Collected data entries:
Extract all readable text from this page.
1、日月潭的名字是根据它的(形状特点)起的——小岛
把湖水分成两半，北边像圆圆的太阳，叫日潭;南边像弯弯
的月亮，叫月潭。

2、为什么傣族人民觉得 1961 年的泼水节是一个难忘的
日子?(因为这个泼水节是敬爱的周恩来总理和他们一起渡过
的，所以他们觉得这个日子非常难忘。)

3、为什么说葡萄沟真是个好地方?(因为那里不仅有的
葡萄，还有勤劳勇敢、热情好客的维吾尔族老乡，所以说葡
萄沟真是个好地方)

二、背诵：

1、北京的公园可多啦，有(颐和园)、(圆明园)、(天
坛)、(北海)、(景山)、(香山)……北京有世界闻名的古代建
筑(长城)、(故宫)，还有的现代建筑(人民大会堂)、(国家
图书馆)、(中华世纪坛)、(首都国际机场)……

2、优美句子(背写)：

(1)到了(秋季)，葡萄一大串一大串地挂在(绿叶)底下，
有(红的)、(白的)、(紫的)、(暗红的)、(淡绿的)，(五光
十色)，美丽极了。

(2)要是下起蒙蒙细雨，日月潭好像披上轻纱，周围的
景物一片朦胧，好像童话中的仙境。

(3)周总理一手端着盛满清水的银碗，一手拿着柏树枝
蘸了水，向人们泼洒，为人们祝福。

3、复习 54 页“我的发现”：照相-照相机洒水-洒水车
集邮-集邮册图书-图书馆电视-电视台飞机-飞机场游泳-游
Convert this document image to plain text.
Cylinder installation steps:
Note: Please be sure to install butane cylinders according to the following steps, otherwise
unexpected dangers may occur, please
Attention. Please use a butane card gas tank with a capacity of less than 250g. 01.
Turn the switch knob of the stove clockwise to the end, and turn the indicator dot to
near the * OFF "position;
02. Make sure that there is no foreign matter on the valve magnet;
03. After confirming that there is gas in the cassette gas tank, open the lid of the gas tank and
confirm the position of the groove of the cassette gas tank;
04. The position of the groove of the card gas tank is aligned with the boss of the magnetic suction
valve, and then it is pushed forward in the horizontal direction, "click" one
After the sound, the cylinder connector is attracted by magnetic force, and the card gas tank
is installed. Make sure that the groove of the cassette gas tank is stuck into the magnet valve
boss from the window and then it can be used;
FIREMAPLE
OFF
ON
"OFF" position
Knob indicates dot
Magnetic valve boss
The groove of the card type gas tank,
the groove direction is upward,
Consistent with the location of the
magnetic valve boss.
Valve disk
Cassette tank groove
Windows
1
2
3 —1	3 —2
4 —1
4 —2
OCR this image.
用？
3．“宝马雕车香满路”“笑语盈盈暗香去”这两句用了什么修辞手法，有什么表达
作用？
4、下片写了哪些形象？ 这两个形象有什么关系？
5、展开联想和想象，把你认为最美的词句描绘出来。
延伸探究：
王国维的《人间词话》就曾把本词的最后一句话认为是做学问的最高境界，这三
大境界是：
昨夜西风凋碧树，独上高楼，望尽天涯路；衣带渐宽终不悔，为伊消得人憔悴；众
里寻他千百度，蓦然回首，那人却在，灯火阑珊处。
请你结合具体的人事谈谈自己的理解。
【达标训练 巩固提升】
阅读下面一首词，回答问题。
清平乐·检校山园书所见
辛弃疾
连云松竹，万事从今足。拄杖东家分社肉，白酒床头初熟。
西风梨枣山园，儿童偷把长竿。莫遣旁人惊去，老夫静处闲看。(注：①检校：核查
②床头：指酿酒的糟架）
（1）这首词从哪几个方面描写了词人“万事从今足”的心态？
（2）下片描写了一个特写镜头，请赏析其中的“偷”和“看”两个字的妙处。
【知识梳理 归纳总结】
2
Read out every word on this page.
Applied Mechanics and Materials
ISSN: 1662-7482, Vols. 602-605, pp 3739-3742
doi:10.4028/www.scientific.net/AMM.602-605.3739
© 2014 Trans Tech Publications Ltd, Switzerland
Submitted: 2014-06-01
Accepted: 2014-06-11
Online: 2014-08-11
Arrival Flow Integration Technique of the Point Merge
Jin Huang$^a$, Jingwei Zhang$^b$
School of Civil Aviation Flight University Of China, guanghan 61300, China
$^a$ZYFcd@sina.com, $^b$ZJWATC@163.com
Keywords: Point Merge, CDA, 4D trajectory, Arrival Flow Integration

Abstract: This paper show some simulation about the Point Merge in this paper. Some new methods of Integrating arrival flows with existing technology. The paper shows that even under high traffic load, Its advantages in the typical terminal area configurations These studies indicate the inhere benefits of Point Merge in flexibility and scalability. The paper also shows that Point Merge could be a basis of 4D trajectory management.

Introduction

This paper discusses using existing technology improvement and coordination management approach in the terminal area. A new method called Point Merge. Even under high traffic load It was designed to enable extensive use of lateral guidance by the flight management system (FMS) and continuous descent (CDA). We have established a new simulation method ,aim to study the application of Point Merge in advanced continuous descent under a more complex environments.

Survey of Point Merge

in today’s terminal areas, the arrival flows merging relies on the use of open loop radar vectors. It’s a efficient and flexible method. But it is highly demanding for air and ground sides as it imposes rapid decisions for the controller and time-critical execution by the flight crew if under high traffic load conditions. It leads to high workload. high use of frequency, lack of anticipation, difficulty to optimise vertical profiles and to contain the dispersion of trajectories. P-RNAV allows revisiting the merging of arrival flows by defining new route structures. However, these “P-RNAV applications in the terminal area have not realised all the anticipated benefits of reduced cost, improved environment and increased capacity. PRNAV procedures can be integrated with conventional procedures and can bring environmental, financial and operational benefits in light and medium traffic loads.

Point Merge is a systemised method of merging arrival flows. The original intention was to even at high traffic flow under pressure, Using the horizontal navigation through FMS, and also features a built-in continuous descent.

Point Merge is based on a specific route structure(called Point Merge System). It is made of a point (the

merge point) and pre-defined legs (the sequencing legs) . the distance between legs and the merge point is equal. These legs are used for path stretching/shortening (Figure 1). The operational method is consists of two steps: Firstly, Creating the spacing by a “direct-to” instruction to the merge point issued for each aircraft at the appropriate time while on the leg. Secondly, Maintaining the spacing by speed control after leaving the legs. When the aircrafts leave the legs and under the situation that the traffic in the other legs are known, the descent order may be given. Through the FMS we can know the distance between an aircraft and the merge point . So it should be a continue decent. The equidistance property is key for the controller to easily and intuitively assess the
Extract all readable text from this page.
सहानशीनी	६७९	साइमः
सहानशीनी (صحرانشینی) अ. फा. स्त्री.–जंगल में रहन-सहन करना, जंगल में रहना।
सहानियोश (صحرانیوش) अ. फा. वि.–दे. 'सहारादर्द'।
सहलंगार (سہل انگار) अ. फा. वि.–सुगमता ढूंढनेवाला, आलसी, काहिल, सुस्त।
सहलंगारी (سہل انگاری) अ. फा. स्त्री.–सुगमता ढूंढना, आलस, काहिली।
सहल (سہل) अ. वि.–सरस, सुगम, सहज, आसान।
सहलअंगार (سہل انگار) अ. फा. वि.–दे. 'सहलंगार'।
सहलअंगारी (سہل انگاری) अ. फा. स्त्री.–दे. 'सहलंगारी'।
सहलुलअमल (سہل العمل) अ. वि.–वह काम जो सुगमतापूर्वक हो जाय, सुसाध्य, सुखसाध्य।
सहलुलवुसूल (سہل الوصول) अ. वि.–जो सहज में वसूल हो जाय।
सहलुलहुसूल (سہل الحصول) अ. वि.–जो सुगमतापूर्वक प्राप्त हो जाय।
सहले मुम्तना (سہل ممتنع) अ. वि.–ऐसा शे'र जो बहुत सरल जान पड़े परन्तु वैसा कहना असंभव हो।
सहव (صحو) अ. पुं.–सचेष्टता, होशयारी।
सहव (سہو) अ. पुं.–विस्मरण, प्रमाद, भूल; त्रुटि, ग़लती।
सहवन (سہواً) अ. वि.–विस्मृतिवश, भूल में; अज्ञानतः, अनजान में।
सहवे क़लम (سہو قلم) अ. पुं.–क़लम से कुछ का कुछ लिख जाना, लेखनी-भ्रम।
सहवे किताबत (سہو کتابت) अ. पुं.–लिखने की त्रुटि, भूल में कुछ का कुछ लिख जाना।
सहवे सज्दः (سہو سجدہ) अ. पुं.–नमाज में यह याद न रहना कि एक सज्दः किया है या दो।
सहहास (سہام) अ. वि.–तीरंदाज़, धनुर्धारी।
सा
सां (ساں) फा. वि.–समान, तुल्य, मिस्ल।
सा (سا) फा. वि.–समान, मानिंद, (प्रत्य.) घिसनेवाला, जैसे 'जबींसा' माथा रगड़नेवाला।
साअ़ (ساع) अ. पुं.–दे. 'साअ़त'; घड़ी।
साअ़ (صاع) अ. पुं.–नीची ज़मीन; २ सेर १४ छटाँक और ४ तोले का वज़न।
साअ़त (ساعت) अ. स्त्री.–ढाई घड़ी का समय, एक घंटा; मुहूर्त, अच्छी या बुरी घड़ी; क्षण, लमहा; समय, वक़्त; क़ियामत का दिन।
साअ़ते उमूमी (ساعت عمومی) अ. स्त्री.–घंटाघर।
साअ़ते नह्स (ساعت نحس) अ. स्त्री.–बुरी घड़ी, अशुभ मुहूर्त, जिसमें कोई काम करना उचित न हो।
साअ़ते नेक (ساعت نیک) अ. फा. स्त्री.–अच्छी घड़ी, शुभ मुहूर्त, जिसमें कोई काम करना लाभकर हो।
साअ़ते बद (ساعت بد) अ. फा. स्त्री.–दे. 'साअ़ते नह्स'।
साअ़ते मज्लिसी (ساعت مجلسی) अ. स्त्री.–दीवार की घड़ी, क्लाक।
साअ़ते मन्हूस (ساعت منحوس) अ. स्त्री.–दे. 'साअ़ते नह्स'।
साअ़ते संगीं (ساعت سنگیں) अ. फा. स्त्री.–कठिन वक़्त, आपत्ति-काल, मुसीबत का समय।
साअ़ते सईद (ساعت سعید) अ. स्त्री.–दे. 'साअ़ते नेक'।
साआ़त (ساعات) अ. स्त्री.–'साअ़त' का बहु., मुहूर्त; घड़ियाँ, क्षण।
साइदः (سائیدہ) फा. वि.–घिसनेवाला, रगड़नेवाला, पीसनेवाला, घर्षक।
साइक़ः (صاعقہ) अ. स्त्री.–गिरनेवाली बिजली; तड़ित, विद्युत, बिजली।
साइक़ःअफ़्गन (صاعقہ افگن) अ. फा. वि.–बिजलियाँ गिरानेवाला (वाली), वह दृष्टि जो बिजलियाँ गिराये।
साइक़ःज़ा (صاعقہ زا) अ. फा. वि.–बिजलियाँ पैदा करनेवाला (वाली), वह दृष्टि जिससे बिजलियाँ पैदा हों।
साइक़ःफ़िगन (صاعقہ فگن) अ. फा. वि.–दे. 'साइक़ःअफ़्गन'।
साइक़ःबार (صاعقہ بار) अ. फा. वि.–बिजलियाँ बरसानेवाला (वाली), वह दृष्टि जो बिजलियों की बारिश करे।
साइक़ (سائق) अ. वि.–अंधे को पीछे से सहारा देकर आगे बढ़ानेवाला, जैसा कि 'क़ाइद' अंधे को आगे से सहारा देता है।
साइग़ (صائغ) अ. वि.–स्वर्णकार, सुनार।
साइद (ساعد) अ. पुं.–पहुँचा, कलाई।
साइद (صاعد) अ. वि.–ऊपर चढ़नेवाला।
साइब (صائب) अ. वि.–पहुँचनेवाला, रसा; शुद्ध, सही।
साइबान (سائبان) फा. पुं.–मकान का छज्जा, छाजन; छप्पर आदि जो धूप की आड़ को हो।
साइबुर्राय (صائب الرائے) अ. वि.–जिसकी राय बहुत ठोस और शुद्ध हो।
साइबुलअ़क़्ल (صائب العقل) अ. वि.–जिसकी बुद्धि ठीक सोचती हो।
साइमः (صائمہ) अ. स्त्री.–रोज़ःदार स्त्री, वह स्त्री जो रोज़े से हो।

Goal of the exercise: Tally how many lines of the data include the word "صائب". Write the number and nothing else.

Finished exercise: 3